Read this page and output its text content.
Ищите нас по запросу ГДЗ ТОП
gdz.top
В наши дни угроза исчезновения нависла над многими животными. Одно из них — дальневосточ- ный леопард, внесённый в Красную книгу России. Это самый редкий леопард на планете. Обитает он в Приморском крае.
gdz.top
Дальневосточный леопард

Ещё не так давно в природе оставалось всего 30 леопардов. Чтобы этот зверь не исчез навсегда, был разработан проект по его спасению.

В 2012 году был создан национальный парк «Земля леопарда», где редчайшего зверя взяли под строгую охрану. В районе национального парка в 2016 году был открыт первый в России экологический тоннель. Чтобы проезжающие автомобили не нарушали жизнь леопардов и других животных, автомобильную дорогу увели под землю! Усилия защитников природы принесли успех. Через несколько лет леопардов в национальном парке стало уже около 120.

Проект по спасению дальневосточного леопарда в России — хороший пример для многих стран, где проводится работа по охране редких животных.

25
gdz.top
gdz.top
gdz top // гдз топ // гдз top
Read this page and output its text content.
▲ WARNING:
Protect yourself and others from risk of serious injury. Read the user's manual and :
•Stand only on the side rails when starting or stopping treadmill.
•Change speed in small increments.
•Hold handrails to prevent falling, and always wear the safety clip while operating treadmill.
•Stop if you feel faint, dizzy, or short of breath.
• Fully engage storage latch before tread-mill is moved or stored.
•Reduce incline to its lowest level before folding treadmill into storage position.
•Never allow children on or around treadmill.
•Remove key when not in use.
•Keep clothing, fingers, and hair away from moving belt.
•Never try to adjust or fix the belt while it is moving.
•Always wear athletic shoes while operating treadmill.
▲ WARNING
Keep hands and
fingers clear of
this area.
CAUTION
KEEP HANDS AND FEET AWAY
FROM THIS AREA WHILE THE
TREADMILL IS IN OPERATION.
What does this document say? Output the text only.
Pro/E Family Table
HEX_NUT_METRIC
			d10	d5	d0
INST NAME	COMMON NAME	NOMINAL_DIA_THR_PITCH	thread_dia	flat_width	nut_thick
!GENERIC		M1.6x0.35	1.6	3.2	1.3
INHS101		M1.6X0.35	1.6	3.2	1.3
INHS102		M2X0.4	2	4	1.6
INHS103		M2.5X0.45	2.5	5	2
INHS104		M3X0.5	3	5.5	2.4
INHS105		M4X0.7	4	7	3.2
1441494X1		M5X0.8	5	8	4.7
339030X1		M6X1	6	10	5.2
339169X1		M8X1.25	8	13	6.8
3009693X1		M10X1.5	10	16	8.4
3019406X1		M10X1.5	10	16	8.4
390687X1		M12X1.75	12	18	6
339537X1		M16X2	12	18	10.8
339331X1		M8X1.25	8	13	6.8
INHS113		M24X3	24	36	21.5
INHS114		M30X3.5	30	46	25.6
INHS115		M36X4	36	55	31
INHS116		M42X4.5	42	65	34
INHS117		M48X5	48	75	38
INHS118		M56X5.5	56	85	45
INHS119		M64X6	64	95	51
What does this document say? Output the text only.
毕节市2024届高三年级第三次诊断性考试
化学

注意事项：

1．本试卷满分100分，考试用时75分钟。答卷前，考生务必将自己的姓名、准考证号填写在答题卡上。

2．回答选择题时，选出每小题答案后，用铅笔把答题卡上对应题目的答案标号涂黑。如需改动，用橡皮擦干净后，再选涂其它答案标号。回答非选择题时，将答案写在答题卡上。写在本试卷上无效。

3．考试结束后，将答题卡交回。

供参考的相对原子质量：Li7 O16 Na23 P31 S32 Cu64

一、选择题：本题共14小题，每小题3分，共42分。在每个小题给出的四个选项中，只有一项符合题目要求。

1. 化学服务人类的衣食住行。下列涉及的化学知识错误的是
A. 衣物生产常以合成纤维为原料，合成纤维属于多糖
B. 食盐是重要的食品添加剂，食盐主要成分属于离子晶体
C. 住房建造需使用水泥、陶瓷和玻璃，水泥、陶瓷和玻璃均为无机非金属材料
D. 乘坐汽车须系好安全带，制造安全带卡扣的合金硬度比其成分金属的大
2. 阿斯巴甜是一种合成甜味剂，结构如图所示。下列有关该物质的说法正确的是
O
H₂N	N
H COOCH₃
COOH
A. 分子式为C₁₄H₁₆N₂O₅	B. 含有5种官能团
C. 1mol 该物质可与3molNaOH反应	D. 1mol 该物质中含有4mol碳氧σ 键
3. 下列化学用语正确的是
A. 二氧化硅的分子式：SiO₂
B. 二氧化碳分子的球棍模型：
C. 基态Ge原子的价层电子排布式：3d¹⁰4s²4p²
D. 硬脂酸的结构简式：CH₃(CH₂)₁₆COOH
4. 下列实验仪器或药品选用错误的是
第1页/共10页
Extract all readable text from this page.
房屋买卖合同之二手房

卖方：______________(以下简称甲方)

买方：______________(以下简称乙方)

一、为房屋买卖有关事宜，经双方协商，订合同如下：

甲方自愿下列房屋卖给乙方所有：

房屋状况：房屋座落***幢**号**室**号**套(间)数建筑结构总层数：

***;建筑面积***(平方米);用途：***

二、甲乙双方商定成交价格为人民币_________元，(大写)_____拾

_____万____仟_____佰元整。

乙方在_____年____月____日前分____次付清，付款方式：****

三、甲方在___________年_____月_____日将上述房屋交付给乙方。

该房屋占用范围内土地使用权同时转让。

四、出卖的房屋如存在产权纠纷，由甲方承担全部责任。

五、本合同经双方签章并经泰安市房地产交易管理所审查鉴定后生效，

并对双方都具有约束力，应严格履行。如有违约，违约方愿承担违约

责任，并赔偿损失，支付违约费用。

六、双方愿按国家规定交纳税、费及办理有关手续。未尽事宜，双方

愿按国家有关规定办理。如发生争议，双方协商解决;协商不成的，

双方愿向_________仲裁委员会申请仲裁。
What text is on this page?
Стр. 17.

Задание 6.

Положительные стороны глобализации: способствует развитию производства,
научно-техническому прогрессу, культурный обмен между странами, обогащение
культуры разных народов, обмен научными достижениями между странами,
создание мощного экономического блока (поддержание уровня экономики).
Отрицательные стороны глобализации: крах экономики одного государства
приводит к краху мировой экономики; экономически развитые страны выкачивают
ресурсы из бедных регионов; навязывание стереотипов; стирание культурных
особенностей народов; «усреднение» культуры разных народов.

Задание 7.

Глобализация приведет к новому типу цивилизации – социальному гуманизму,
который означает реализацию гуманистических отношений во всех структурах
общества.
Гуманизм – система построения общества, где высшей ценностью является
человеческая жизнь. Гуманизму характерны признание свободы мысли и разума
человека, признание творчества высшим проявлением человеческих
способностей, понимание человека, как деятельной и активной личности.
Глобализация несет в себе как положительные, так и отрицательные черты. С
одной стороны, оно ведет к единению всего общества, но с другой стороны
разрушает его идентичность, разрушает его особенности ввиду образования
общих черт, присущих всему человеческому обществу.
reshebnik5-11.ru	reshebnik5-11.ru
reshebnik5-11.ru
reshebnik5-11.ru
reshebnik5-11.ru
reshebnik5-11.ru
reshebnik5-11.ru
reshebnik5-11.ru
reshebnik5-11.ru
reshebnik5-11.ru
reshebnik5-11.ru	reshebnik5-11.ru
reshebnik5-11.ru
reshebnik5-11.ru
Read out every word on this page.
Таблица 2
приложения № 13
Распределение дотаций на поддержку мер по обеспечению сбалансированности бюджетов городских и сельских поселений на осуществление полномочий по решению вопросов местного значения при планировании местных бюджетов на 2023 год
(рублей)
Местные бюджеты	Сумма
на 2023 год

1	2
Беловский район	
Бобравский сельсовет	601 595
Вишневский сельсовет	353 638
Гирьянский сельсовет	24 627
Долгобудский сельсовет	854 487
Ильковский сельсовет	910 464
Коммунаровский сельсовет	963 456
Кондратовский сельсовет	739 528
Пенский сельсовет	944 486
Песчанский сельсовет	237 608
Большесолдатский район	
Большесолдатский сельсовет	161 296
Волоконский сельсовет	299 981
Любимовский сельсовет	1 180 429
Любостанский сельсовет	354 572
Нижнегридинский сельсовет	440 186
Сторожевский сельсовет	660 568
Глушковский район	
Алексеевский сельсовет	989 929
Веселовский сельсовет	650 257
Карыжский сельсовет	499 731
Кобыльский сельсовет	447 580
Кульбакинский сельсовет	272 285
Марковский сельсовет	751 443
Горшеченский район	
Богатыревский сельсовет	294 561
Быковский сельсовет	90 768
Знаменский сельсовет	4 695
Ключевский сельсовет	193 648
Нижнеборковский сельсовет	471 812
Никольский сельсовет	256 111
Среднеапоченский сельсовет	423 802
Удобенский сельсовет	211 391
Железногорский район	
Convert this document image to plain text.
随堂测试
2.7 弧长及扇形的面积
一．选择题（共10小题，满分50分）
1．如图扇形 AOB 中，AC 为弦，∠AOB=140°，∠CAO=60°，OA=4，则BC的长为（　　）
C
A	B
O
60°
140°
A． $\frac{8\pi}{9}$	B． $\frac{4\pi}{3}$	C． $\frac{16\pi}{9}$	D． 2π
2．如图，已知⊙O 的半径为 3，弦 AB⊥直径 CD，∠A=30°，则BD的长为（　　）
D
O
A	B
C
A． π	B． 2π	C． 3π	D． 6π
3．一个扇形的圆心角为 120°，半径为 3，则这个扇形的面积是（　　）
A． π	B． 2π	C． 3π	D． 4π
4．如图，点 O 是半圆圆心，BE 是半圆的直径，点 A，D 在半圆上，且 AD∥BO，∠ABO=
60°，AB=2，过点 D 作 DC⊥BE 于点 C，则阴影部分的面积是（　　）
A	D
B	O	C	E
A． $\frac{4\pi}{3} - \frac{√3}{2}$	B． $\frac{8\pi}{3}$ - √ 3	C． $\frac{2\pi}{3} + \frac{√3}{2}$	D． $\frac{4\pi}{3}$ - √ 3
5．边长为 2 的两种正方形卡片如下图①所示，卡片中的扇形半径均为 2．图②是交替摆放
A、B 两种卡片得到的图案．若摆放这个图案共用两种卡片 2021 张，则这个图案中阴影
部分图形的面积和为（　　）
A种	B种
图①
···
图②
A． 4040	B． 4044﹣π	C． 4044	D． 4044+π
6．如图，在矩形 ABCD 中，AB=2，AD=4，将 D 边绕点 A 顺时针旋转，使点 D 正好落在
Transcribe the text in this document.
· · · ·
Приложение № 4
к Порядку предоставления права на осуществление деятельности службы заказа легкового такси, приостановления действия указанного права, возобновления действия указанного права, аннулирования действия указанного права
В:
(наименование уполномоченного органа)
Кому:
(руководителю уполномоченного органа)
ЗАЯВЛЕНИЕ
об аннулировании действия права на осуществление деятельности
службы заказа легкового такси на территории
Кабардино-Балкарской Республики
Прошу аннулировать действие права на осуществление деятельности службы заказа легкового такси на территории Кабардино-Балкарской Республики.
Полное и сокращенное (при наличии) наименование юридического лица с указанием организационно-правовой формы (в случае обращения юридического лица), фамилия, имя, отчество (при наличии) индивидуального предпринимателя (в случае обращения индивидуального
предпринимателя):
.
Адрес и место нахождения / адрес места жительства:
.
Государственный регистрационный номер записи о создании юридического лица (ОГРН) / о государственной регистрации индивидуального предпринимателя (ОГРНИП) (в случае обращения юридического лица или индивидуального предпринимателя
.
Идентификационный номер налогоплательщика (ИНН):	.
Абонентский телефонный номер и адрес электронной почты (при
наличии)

[Your instructions] Lines holding the word "наличии" in the entries above are the ones to pull out. Copy them all.

[Response for this exercise]
Полное и сокращенное (при наличии) наименование юридического лица с указанием организационно-правовой формы (в случае обращения юридического лица), фамилия, имя, отчество (при наличии) индивидуального предпринимателя (в случае обращения индивидуального
наличии)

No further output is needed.